> _Exercise requirements_
Write out all the material exactly. Leave nothing out.
begin Exercise material
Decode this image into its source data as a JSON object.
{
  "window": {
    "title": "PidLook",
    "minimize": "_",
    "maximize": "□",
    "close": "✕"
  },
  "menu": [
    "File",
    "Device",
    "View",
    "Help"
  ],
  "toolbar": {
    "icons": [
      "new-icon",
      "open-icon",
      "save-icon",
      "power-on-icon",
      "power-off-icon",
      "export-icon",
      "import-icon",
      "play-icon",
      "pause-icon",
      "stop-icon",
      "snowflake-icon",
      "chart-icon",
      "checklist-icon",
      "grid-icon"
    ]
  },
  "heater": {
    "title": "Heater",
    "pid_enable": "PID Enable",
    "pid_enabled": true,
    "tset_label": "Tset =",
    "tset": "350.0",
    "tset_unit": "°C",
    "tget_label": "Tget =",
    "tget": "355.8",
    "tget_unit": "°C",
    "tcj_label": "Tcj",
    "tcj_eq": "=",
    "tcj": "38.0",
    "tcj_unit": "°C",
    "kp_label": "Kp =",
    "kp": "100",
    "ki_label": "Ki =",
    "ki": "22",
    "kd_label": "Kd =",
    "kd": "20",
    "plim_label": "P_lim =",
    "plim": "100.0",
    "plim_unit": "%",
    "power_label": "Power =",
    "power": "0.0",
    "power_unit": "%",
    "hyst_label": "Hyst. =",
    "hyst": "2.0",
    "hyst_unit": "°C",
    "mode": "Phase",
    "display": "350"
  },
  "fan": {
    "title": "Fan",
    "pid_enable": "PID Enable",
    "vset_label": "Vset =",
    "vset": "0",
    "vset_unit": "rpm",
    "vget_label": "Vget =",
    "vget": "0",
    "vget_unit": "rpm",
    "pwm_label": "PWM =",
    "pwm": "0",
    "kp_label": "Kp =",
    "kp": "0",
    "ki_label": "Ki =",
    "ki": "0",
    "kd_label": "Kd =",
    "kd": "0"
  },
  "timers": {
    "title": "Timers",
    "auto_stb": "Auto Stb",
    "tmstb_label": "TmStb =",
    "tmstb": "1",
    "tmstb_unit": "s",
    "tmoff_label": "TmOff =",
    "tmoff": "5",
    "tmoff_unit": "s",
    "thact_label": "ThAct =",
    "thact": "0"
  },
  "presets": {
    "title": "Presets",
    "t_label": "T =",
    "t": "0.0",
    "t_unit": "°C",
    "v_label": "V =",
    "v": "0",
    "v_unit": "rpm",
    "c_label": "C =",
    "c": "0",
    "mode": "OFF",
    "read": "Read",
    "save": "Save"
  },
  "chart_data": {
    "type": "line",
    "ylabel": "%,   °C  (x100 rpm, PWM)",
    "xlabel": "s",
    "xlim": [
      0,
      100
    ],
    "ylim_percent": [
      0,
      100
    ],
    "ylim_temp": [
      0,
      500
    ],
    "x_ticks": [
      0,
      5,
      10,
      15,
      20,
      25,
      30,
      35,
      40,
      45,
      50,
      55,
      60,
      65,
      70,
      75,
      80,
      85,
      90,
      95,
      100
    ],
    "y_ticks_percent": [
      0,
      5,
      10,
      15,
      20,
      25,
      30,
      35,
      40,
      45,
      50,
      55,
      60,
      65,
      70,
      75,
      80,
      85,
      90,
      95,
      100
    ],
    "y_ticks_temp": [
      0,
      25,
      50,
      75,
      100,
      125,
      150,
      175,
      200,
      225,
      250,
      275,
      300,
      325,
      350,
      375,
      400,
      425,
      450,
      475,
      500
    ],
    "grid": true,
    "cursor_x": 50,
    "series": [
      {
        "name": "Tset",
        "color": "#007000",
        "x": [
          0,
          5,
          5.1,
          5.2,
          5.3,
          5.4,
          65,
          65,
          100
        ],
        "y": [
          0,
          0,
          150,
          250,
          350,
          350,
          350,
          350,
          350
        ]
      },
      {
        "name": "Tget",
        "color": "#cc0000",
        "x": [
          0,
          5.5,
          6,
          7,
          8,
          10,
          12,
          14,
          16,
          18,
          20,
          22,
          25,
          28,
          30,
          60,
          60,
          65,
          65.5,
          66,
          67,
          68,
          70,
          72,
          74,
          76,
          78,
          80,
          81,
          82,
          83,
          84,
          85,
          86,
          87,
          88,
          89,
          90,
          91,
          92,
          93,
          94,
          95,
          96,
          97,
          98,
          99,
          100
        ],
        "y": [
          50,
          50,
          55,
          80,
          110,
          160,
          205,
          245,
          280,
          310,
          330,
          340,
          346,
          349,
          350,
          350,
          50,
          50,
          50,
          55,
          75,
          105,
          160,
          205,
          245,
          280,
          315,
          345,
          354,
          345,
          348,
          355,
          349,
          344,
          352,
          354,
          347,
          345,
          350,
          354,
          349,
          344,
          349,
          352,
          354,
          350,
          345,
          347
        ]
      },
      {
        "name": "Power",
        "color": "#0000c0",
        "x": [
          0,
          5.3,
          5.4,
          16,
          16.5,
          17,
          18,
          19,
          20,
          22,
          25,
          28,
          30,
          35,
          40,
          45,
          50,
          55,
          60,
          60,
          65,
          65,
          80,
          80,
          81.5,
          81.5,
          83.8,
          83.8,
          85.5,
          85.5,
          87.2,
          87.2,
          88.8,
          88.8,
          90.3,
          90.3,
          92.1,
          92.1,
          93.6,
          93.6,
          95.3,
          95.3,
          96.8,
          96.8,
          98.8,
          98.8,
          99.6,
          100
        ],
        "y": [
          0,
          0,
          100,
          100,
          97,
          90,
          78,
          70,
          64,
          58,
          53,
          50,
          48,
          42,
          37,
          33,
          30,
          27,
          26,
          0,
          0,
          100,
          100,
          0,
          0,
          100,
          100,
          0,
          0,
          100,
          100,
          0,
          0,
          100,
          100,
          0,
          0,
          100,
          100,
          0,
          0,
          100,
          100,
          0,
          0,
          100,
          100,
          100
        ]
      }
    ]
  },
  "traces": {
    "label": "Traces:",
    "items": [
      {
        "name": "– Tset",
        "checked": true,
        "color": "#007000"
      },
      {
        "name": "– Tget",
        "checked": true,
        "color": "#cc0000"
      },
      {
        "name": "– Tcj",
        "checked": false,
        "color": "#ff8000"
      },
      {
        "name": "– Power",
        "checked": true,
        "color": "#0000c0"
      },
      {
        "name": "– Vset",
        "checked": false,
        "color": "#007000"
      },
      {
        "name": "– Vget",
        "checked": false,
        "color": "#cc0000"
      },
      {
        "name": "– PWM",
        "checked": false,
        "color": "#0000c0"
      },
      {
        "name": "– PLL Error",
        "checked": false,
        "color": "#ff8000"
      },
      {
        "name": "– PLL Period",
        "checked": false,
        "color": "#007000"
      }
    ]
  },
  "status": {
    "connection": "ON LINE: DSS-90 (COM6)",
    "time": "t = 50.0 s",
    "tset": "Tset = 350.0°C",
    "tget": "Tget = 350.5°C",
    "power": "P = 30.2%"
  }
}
end Exercise material
> _Full solution_
Decode this image into its source data as a JSON object.
{
  "window": {
    "title": "PidLook",
    "minimize": "_",
    "maximize": "□",
    "close": "✕"
  },
  "menu": [
    "File",
    "Device",
    "View",
    "Help"
  ],
  "toolbar": {
    "icons": [
      "new-icon",
      "open-icon",
      "save-icon",
      "power-on-icon",
      "power-off-icon",
      "export-icon",
      "import-icon",
      "play-icon",
      "pause-icon",
      "stop-icon",
      "snowflake-icon",
      "chart-icon",
      "checklist-icon",
      "grid-icon"
    ]
  },
  "heater": {
    "title": "Heater",
    "pid_enable": "PID Enable",
    "pid_enabled": true,
    "tset_label": "Tset =",
    "tset": "350.0",
    "tset_unit": "°C",
    "tget_label": "Tget =",
    "tget": "355.8",
    "tget_unit": "°C",
    "tcj_label": "Tcj",
    "tcj_eq": "=",
    "tcj": "38.0",
    "tcj_unit": "°C",
    "kp_label": "Kp =",
    "kp": "100",
    "ki_label": "Ki =",
    "ki": "22",
    "kd_label": "Kd =",
    "kd": "20",
    "plim_label": "P_lim =",
    "plim": "100.0",
    "plim_unit": "%",
    "power_label": "Power =",
    "power": "0.0",
    "power_unit": "%",
    "hyst_label": "Hyst. =",
    "hyst": "2.0",
    "hyst_unit": "°C",
    "mode": "Phase",
    "display": "350"
  },
  "fan": {
    "title": "Fan",
    "pid_enable": "PID Enable",
    "vset_label": "Vset =",
    "vset": "0",
    "vset_unit": "rpm",
    "vget_label": "Vget =",
    "vget": "0",
    "vget_unit": "rpm",
    "pwm_label": "PWM =",
    "pwm": "0",
    "kp_label": "Kp =",
    "kp": "0",
    "ki_label": "Ki =",
    "ki": "0",
    "kd_label": "Kd =",
    "kd": "0"
  },
  "timers": {
    "title": "Timers",
    "auto_stb": "Auto Stb",
    "tmstb_label": "TmStb =",
    "tmstb": "1",
    "tmstb_unit": "s",
    "tmoff_label": "TmOff =",
    "tmoff": "5",
    "tmoff_unit": "s",
    "thact_label": "ThAct =",
    "thact": "0"
  },
  "presets": {
    "title": "Presets",
    "t_label": "T =",
    "t": "0.0",
    "t_unit": "°C",
    "v_label": "V =",
    "v": "0",
    "v_unit": "rpm",
    "c_label": "C =",
    "c": "0",
    "mode": "OFF",
    "read": "Read",
    "save": "Save"
  },
  "chart_data": {
    "type": "line",
    "ylabel": "%,   °C  (x100 rpm, PWM)",
    "xlabel": "s",
    "xlim": [
      0,
      100
    ],
    "ylim_percent": [
      0,
      100
    ],
    "ylim_temp": [
      0,
      500
    ],
    "x_ticks": [
      0,
      5,
      10,
      15,
      20,
      25,
      30,
      35,
      40,
      45,
      50,
      55,
      60,
      65,
      70,
      75,
      80,
      85,
      90,
      95,
      100
    ],
    "y_ticks_percent": [
      0,
      5,
      10,
      15,
      20,
      25,
      30,
      35,
      40,
      45,
      50,
      55,
      60,
      65,
      70,
      75,
      80,
      85,
      90,
      95,
      100
    ],
    "y_ticks_temp": [
      0,
      25,
      50,
      75,
      100,
      125,
      150,
      175,
      200,
      225,
      250,
      275,
      300,
      325,
      350,
      375,
      400,
      425,
      450,
      475,
      500
    ],
    "grid": true,
    "cursor_x": 50,
    "series": [
      {
        "name": "Tset",
        "color": "#007000",
        "x": [
          0,
          5,
          5.1,
          5.2,
          5.3,
          5.4,
          65,
          65,
          100
        ],
        "y": [
          0,
          0,
          150,
          250,
          350,
          350,
          350,
          350,
          350
        ]
      },
      {
        "name": "Tget",
        "color": "#cc0000",
        "x": [
          0,
          5.5,
          6,
          7,
          8,
          10,
          12,
          14,
          16,
          18,
          20,
          22,
          25,
          28,
          30,
          60,
          60,
          65,
          65.5,
          66,
          67,
          68,
          70,
          72,
          74,
          76,
          78,
          80,
          81,
          82,
          83,
          84,
          85,
          86,
          87,
          88,
          89,
          90,
          91,
          92,
          93,
          94,
          95,
          96,
          97,
          98,
          99,
          100
        ],
        "y": [
          50,
          50,
          55,
          80,
          110,
          160,
          205,
          245,
          280,
          310,
          330,
          340,
          346,
          349,
          350,
          350,
          50,
          50,
          50,
          55,
          75,
          105,
          160,
          205,
          245,
          280,
          315,
          345,
          354,
          345,
          348,
          355,
          349,
          344,
          352,
          354,
          347,
          345,
          350,
          354,
          349,
          344,
          349,
          352,
          354,
          350,
          345,
          347
        ]
      },
      {
        "name": "Power",
        "color": "#0000c0",
        "x": [
          0,
          5.3,
          5.4,
          16,
          16.5,
          17,
          18,
          19,
          20,
          22,
          25,
          28,
          30,
          35,
          40,
          45,
          50,
          55,
          60,
          60,
          65,
          65,
          80,
          80,
          81.5,
          81.5,
          83.8,
          83.8,
          85.5,
          85.5,
          87.2,
          87.2,
          88.8,
          88.8,
          90.3,
          90.3,
          92.1,
          92.1,
          93.6,
          93.6,
          95.3,
          95.3,
          96.8,
          96.8,
          98.8,
          98.8,
          99.6,
          100
        ],
        "y": [
          0,
          0,
          100,
          100,
          97,
          90,
          78,
          70,
          64,
          58,
          53,
          50,
          48,
          42,
          37,
          33,
          30,
          27,
          26,
          0,
          0,
          100,
          100,
          0,
          0,
          100,
          100,
          0,
          0,
          100,
          100,
          0,
          0,
          100,
          100,
          0,
          0,
          100,
          100,
          0,
          0,
          100,
          100,
          0,
          0,
          100,
          100,
          100
        ]
      }
    ]
  },
  "traces": {
    "label": "Traces:",
    "items": [
      {
        "name": "– Tset",
        "checked": true,
        "color": "#007000"
      },
      {
        "name": "– Tget",
        "checked": true,
        "color": "#cc0000"
      },
      {
        "name": "– Tcj",
        "checked": false,
        "color": "#ff8000"
      },
      {
        "name": "– Power",
        "checked": true,
        "color": "#0000c0"
      },
      {
        "name": "– Vset",
        "checked": false,
        "color": "#007000"
      },
      {
        "name": "– Vget",
        "checked": false,
        "color": "#cc0000"
      },
      {
        "name": "– PWM",
        "checked": false,
        "color": "#0000c0"
      },
      {
        "name": "– PLL Error",
        "checked": false,
        "color": "#ff8000"
      },
      {
        "name": "– PLL Period",
        "checked": false,
        "color": "#007000"
      }
    ]
  },
  "status": {
    "connection": "ON LINE: DSS-90 (COM6)",
    "time": "t = 50.0 s",
    "tset": "Tset = 350.0°C",
    "tget": "Tget = 350.5°C",
    "power": "P = 30.2%"
  }
}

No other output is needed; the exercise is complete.